WRITTEN PROBLEM
Omit the pictures, then reproduce every remaining record exactly.

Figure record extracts
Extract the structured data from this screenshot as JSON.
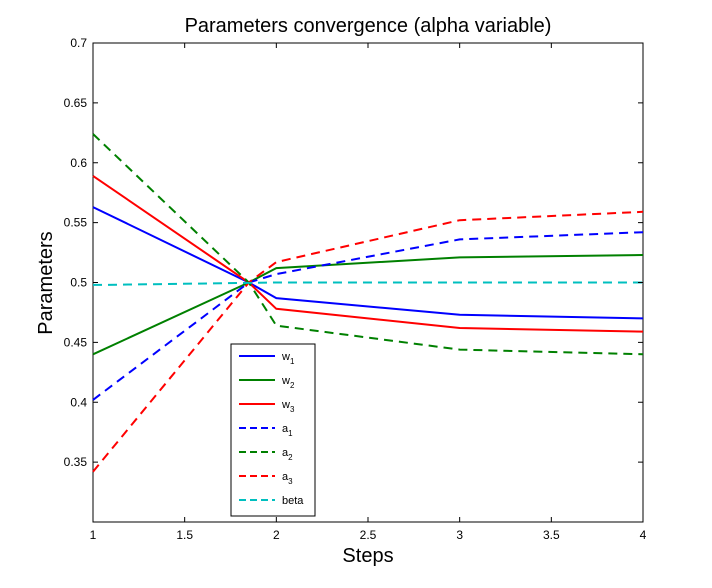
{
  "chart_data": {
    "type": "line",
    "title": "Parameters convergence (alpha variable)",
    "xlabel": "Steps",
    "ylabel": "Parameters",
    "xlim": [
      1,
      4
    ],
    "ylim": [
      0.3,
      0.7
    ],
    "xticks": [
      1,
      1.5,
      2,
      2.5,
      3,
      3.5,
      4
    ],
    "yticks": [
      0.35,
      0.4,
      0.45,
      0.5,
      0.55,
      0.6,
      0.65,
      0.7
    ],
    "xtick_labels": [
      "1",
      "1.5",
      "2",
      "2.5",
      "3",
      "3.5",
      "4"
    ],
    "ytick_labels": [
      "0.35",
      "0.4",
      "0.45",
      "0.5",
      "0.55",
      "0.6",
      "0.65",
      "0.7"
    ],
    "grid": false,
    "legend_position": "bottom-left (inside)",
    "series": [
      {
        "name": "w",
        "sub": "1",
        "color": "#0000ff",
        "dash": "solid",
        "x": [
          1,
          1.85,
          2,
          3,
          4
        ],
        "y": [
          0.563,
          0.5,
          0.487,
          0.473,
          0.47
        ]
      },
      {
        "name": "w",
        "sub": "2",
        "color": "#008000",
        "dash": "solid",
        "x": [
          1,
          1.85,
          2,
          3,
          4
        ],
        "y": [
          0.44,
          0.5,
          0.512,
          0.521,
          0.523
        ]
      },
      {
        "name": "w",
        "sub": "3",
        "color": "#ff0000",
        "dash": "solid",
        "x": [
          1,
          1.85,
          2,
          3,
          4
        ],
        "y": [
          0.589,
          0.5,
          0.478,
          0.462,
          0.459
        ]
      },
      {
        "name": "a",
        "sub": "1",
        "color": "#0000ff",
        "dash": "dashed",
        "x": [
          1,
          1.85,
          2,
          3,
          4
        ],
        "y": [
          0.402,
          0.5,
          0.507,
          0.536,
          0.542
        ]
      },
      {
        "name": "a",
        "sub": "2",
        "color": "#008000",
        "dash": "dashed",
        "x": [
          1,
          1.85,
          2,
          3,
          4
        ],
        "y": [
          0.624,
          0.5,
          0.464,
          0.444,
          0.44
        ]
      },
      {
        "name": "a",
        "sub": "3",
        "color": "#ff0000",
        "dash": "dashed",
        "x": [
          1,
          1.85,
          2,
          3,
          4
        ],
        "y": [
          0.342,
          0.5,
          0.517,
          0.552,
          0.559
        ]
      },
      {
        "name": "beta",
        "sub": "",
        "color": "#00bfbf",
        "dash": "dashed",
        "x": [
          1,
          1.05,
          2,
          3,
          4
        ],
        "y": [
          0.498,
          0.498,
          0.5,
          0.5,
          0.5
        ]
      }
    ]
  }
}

SOLUTION TO THE EXERCISE
Extract the structured data from this screenshot as JSON.
{
  "chart_data": {
    "type": "line",
    "title": "Parameters convergence (alpha variable)",
    "xlabel": "Steps",
    "ylabel": "Parameters",
    "xlim": [
      1,
      4
    ],
    "ylim": [
      0.3,
      0.7
    ],
    "xticks": [
      1,
      1.5,
      2,
      2.5,
      3,
      3.5,
      4
    ],
    "yticks": [
      0.35,
      0.4,
      0.45,
      0.5,
      0.55,
      0.6,
      0.65,
      0.7
    ],
    "xtick_labels": [
      "1",
      "1.5",
      "2",
      "2.5",
      "3",
      "3.5",
      "4"
    ],
    "ytick_labels": [
      "0.35",
      "0.4",
      "0.45",
      "0.5",
      "0.55",
      "0.6",
      "0.65",
      "0.7"
    ],
    "grid": false,
    "legend_position": "bottom-left (inside)",
    "series": [
      {
        "name": "w",
        "sub": "1",
        "color": "#0000ff",
        "dash": "solid",
        "x": [
          1,
          1.85,
          2,
          3,
          4
        ],
        "y": [
          0.563,
          0.5,
          0.487,
          0.473,
          0.47
        ]
      },
      {
        "name": "w",
        "sub": "2",
        "color": "#008000",
        "dash": "solid",
        "x": [
          1,
          1.85,
          2,
          3,
          4
        ],
        "y": [
          0.44,
          0.5,
          0.512,
          0.521,
          0.523
        ]
      },
      {
        "name": "w",
        "sub": "3",
        "color": "#ff0000",
        "dash": "solid",
        "x": [
          1,
          1.85,
          2,
          3,
          4
        ],
        "y": [
          0.589,
          0.5,
          0.478,
          0.462,
          0.459
        ]
      },
      {
        "name": "a",
        "sub": "1",
        "color": "#0000ff",
        "dash": "dashed",
        "x": [
          1,
          1.85,
          2,
          3,
          4
        ],
        "y": [
          0.402,
          0.5,
          0.507,
          0.536,
          0.542
        ]
      },
      {
        "name": "a",
        "sub": "2",
        "color": "#008000",
        "dash": "dashed",
        "x": [
          1,
          1.85,
          2,
          3,
          4
        ],
        "y": [
          0.624,
          0.5,
          0.464,
          0.444,
          0.44
        ]
      },
      {
        "name": "a",
        "sub": "3",
        "color": "#ff0000",
        "dash": "dashed",
        "x": [
          1,
          1.85,
          2,
          3,
          4
        ],
        "y": [
          0.342,
          0.5,
          0.517,
          0.552,
          0.559
        ]
      },
      {
        "name": "beta",
        "sub": "",
        "color": "#00bfbf",
        "dash": "dashed",
        "x": [
          1,
          1.05,
          2,
          3,
          4
        ],
        "y": [
          0.498,
          0.498,
          0.5,
          0.5,
          0.5
        ]
      }
    ]
  }
}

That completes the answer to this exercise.